• [GIVEN PROBLEM]: Each line of the data that includes the string "JSON" is to be copied out.

** Start of SUPPLIED DATA **

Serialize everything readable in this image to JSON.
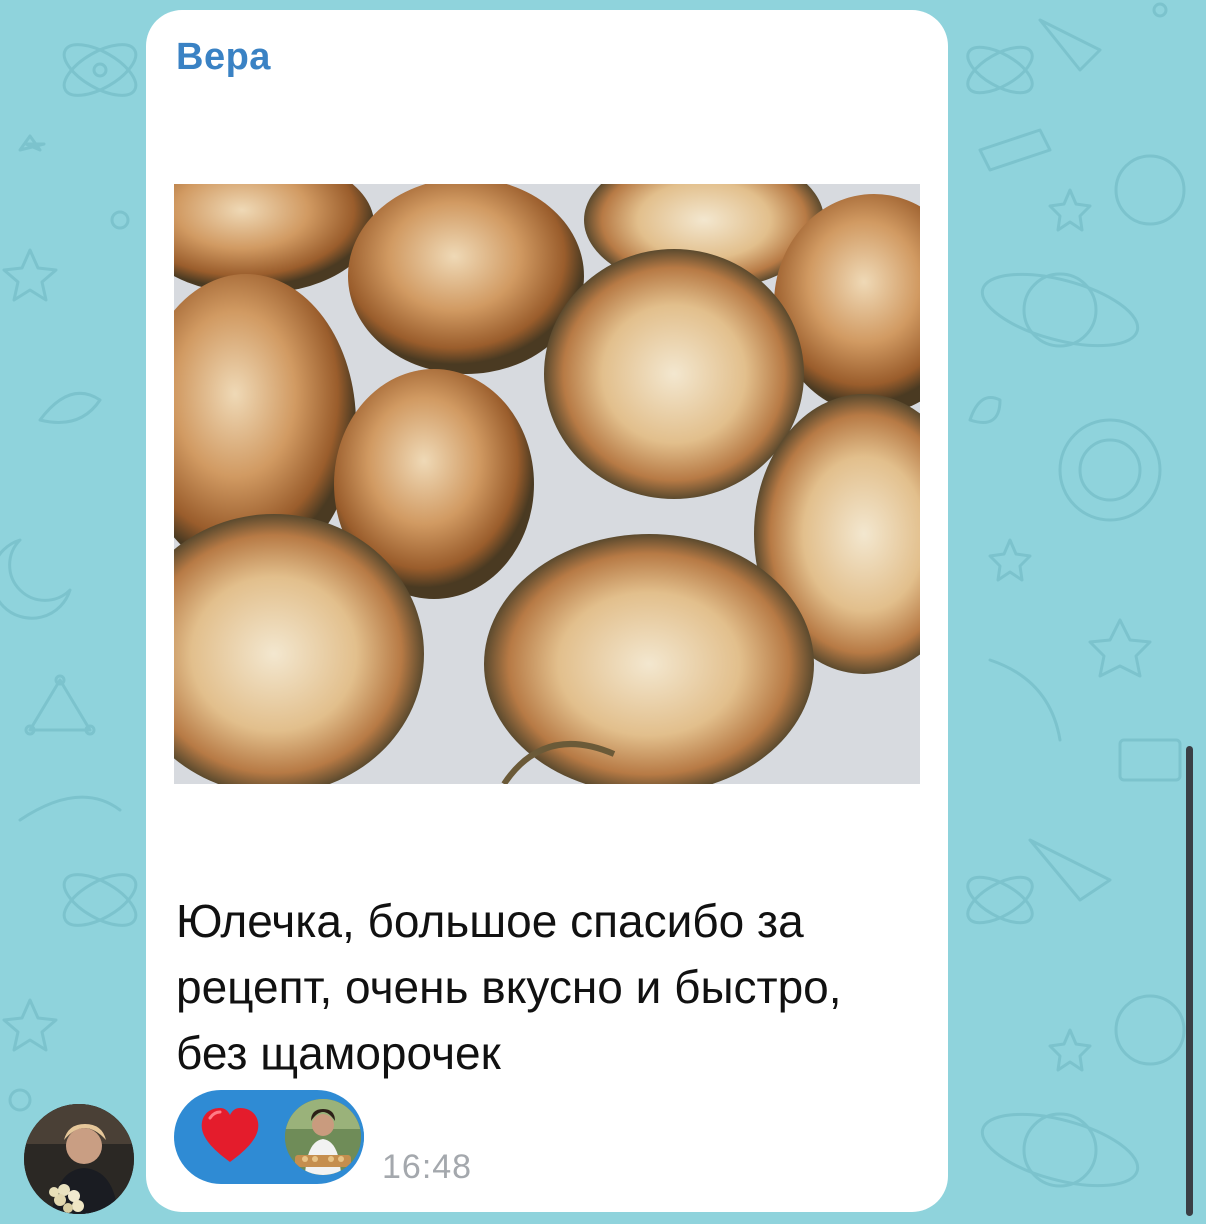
{
  "chat": {
    "wallpaper": "space-doodle-pattern",
    "wallpaper_color": "#8fd3dc"
  },
  "message": {
    "sender_name": "Вера",
    "sender_color": "#3a82c4",
    "photo_description": "fried zucchini slices",
    "text": "Юлечка, большое спасибо за рецепт, очень вкусно и быстро, без щаморочек",
    "time": "16:48"
  },
  "reaction": {
    "emoji": "heart-icon",
    "color": "#2f8bd4"
  }
}
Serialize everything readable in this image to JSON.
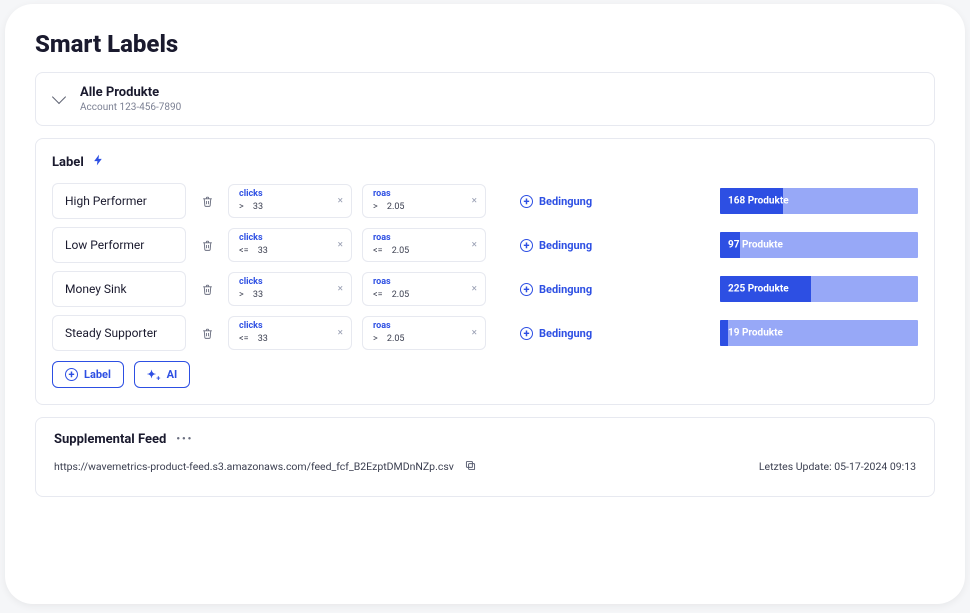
{
  "page_title": "Smart Labels",
  "account": {
    "title": "Alle Produkte",
    "sub": "Account 123-456-7890"
  },
  "label_section": {
    "heading": "Label"
  },
  "common": {
    "add_condition_label": "Bedingung",
    "products_word": "Produkte",
    "add_label_btn": "Label",
    "ai_btn": "AI"
  },
  "labels": [
    {
      "name": "High Performer",
      "conditions": [
        {
          "metric": "clicks",
          "op": ">",
          "value": "33"
        },
        {
          "metric": "roas",
          "op": ">",
          "value": "2.05"
        }
      ],
      "product_count": 168,
      "fill_pct": 32
    },
    {
      "name": "Low Performer",
      "conditions": [
        {
          "metric": "clicks",
          "op": "<=",
          "value": "33"
        },
        {
          "metric": "roas",
          "op": "<=",
          "value": "2.05"
        }
      ],
      "product_count": 97,
      "fill_pct": 10
    },
    {
      "name": "Money Sink",
      "conditions": [
        {
          "metric": "clicks",
          "op": ">",
          "value": "33"
        },
        {
          "metric": "roas",
          "op": "<=",
          "value": "2.05"
        }
      ],
      "product_count": 225,
      "fill_pct": 46
    },
    {
      "name": "Steady Supporter",
      "conditions": [
        {
          "metric": "clicks",
          "op": "<=",
          "value": "33"
        },
        {
          "metric": "roas",
          "op": ">",
          "value": "2.05"
        }
      ],
      "product_count": 19,
      "fill_pct": 4
    }
  ],
  "feed": {
    "title": "Supplemental Feed",
    "url": "https://wavemetrics-product-feed.s3.amazonaws.com/feed_fcf_B2EzptDMDnNZp.csv",
    "last_update_label": "Letztes Update:",
    "last_update_value": "05-17-2024 09:13"
  }
}
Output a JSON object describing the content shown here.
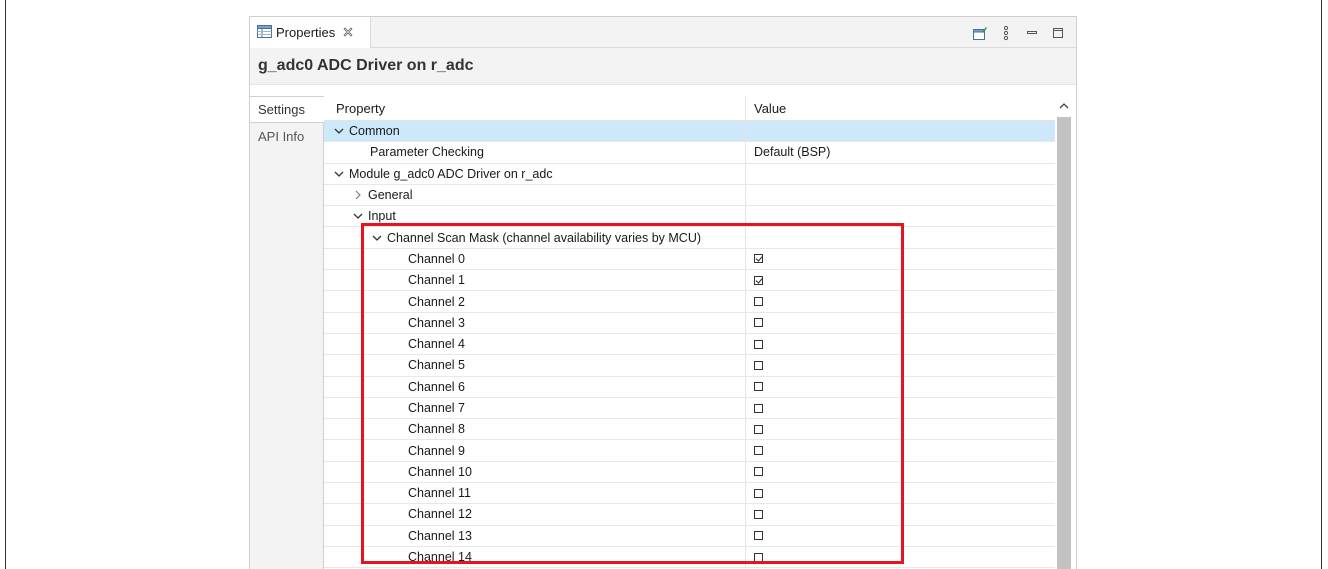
{
  "view_tab": {
    "label": "Properties",
    "close_icon": "close-icon"
  },
  "toolbar": {
    "icons": [
      "pin-editor-icon",
      "view-menu-icon",
      "minimize-icon",
      "maximize-icon"
    ]
  },
  "title": "g_adc0 ADC Driver on r_adc",
  "side_tabs": [
    {
      "label": "Settings",
      "active": true
    },
    {
      "label": "API Info",
      "active": false
    }
  ],
  "columns": {
    "property": "Property",
    "value": "Value"
  },
  "rows": [
    {
      "label": "Common",
      "indent": 0,
      "expander": "down",
      "value": "",
      "selected": true
    },
    {
      "label": "Parameter Checking",
      "indent": 2,
      "expander": "none",
      "value": "Default (BSP)"
    },
    {
      "label": "Module g_adc0 ADC Driver on r_adc",
      "indent": 0,
      "expander": "down",
      "value": ""
    },
    {
      "label": "General",
      "indent": 1,
      "expander": "right",
      "value": ""
    },
    {
      "label": "Input",
      "indent": 1,
      "expander": "down",
      "value": ""
    },
    {
      "label": "Channel Scan Mask (channel availability varies by MCU)",
      "indent": 2,
      "expander": "down",
      "value": ""
    },
    {
      "label": "Channel 0",
      "indent": 4,
      "expander": "none",
      "checkbox": true,
      "checked": true
    },
    {
      "label": "Channel 1",
      "indent": 4,
      "expander": "none",
      "checkbox": true,
      "checked": true
    },
    {
      "label": "Channel 2",
      "indent": 4,
      "expander": "none",
      "checkbox": true,
      "checked": false
    },
    {
      "label": "Channel 3",
      "indent": 4,
      "expander": "none",
      "checkbox": true,
      "checked": false
    },
    {
      "label": "Channel 4",
      "indent": 4,
      "expander": "none",
      "checkbox": true,
      "checked": false
    },
    {
      "label": "Channel 5",
      "indent": 4,
      "expander": "none",
      "checkbox": true,
      "checked": false
    },
    {
      "label": "Channel 6",
      "indent": 4,
      "expander": "none",
      "checkbox": true,
      "checked": false
    },
    {
      "label": "Channel 7",
      "indent": 4,
      "expander": "none",
      "checkbox": true,
      "checked": false
    },
    {
      "label": "Channel 8",
      "indent": 4,
      "expander": "none",
      "checkbox": true,
      "checked": false
    },
    {
      "label": "Channel 9",
      "indent": 4,
      "expander": "none",
      "checkbox": true,
      "checked": false
    },
    {
      "label": "Channel 10",
      "indent": 4,
      "expander": "none",
      "checkbox": true,
      "checked": false
    },
    {
      "label": "Channel 11",
      "indent": 4,
      "expander": "none",
      "checkbox": true,
      "checked": false
    },
    {
      "label": "Channel 12",
      "indent": 4,
      "expander": "none",
      "checkbox": true,
      "checked": false
    },
    {
      "label": "Channel 13",
      "indent": 4,
      "expander": "none",
      "checkbox": true,
      "checked": false
    },
    {
      "label": "Channel 14",
      "indent": 4,
      "expander": "none",
      "checkbox": true,
      "checked": false
    }
  ],
  "colors": {
    "highlight": "#e5141e",
    "selected_row": "#cce8fa",
    "scroll_thumb": "#c2c2c2"
  }
}
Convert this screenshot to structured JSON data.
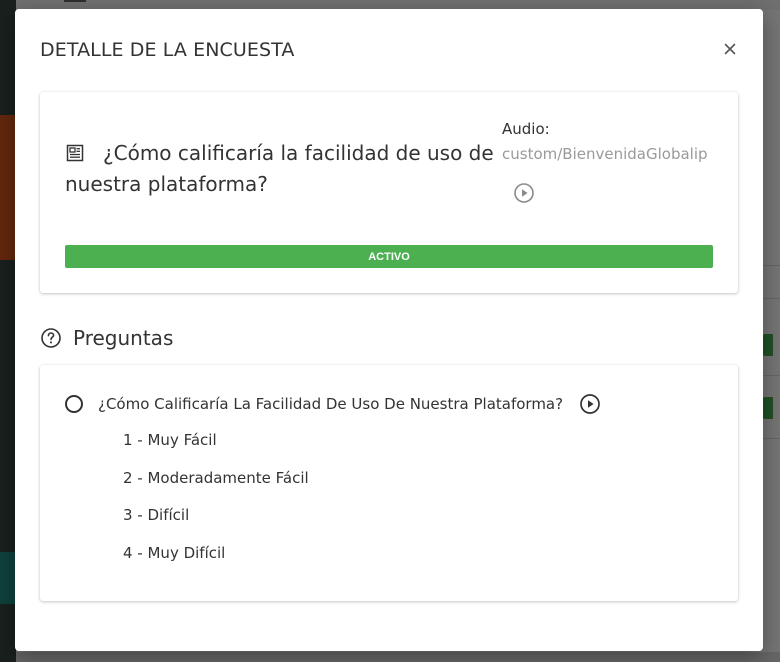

** End of SUPPLIED DATA **

• [FINISHED ANSWER]:
Serialize everything readable in this image to JSON.
Serialize everything readable in this image to JSON.
Output a JSON object describing the content shown here.
Convert this screenshot to structured JSON data.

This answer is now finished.